(Data extracted from a collection)
+ + + + + + +
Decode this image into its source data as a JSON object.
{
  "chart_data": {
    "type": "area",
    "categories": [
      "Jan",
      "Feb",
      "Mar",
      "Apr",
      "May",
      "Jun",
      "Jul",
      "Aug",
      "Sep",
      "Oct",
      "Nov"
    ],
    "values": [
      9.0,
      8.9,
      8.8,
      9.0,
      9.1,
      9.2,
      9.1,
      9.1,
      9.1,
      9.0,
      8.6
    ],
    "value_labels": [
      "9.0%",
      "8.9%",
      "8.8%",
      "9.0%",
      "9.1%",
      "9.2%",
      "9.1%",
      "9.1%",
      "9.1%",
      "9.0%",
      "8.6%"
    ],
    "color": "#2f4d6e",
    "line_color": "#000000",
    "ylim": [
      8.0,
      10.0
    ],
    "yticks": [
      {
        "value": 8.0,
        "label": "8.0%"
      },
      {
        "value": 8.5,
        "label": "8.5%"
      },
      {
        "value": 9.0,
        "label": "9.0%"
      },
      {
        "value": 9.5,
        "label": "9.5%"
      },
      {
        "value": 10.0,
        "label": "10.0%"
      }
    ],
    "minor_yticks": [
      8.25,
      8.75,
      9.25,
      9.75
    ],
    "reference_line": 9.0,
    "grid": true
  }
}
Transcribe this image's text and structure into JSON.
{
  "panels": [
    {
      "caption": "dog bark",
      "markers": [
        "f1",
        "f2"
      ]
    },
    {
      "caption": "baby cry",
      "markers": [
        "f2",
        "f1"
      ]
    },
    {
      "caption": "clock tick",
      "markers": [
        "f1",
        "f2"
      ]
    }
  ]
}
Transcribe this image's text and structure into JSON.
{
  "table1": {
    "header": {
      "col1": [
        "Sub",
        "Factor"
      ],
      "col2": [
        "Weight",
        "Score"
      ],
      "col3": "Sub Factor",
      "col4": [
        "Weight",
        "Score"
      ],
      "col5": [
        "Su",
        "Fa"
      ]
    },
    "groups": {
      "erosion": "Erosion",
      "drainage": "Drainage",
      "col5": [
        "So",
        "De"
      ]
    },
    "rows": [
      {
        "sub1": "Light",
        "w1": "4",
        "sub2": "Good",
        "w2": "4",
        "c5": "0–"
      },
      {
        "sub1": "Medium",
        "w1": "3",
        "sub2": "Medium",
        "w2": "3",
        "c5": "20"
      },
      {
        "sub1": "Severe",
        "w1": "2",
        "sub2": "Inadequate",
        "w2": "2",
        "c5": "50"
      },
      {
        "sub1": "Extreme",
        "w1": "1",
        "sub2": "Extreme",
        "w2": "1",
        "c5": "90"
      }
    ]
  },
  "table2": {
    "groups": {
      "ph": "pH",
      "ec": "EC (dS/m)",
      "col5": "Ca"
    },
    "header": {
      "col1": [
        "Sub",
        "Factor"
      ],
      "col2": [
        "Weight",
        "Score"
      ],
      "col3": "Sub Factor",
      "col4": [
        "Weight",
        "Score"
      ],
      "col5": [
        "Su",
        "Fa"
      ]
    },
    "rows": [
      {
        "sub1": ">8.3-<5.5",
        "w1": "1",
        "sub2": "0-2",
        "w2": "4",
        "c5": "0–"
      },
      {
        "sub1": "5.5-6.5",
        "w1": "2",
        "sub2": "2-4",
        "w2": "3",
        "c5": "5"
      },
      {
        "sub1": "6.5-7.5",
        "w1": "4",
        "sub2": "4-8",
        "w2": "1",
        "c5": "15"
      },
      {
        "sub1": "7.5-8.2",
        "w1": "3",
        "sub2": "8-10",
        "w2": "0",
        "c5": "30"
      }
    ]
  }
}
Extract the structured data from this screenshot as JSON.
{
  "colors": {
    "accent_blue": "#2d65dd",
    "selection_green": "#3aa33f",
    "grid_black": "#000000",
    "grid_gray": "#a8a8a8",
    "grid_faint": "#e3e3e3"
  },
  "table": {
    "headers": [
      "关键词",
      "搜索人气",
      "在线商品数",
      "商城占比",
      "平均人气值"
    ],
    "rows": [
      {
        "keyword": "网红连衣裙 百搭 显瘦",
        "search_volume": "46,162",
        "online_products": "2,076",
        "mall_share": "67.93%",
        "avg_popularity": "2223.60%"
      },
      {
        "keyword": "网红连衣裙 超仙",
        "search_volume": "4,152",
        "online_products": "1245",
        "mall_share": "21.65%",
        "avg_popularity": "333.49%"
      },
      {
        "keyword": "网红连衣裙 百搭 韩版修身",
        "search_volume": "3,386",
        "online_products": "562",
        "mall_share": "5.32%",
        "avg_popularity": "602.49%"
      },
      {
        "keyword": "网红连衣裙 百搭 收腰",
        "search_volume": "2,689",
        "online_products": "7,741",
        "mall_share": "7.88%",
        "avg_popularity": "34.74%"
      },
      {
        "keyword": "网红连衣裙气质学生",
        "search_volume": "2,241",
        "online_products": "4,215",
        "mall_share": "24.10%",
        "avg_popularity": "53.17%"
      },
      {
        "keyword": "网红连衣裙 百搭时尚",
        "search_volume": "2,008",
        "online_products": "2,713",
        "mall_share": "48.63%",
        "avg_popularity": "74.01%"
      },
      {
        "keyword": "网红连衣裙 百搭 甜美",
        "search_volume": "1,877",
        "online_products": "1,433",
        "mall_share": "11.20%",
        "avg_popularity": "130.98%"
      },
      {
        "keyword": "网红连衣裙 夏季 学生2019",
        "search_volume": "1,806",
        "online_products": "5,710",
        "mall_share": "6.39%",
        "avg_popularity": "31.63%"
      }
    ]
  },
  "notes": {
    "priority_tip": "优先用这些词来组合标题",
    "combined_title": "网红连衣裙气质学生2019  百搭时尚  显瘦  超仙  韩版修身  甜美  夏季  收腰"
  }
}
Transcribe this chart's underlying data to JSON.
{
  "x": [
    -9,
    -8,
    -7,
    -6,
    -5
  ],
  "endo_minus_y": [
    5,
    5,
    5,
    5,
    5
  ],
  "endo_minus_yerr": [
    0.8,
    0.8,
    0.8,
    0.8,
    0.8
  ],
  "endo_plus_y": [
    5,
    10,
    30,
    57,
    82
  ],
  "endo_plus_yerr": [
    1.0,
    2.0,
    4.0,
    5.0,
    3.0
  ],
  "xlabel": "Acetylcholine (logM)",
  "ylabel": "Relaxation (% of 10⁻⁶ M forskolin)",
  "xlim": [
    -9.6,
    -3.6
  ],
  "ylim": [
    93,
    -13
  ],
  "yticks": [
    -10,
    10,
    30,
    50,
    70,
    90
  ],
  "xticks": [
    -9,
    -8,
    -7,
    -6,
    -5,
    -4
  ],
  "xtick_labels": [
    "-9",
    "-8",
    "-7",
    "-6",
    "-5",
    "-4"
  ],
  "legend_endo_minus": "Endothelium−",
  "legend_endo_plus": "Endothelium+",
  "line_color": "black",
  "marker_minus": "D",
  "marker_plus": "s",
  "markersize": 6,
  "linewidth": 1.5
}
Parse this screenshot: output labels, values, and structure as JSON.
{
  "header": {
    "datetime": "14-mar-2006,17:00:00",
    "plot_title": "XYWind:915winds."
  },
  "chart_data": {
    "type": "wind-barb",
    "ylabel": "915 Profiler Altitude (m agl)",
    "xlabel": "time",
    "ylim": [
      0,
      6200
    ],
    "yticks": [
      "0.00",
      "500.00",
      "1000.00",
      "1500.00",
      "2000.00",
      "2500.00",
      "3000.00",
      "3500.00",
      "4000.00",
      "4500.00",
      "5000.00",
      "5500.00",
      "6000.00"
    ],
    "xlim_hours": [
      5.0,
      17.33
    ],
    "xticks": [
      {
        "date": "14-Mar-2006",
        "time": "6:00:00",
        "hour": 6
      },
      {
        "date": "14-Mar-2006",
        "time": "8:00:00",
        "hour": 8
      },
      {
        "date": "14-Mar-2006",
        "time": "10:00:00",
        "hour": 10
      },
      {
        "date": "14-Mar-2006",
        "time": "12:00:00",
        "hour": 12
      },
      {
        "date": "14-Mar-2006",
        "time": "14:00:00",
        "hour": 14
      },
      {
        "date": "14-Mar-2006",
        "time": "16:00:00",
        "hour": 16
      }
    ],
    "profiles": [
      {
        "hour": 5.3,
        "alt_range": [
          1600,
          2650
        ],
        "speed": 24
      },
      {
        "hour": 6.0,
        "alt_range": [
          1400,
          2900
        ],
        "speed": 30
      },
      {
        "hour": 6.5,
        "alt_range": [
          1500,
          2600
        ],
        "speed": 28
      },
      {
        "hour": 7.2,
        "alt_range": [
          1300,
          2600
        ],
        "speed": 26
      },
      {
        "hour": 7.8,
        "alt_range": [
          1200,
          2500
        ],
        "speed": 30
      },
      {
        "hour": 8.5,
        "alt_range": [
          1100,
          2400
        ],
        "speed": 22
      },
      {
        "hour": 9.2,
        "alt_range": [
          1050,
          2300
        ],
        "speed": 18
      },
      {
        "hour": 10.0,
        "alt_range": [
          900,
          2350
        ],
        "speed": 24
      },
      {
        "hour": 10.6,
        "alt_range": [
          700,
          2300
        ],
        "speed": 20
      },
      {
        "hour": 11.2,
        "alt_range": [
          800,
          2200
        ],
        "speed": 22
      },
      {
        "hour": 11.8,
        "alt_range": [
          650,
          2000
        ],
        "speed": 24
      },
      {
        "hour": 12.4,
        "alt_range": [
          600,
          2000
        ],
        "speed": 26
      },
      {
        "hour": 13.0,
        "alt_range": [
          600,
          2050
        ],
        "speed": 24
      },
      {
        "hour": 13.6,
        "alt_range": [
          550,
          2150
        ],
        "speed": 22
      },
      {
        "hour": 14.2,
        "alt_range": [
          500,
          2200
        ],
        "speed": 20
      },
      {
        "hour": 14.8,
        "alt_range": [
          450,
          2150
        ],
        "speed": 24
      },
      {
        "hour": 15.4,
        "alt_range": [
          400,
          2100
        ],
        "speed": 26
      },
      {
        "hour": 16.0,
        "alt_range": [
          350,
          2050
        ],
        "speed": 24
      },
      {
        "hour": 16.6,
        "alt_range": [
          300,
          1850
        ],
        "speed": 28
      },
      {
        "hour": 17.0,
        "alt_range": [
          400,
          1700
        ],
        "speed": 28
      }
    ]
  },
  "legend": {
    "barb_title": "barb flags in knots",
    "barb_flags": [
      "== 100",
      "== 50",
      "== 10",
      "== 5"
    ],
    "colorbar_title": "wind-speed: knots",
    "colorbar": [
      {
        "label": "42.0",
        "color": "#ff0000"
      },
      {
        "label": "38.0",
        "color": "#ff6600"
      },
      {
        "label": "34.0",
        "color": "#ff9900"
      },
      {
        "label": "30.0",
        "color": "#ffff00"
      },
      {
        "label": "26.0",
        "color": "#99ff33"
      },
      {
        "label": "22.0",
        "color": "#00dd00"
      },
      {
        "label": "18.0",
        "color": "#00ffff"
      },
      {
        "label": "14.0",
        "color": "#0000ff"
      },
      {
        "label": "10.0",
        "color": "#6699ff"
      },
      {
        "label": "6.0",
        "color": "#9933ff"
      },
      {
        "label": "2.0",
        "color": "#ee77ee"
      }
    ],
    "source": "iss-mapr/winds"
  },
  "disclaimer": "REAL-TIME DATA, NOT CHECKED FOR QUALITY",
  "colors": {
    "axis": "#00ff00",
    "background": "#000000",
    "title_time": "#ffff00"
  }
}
+ + + + + + +
_Task statement_
Pick out each line containing "ylabel" and report it.

_Result of this exercise_
  "ylabel": "Relaxation (% of 10⁻⁶ M forskolin)",
    "ylabel": "915 Profiler Altitude (m agl)",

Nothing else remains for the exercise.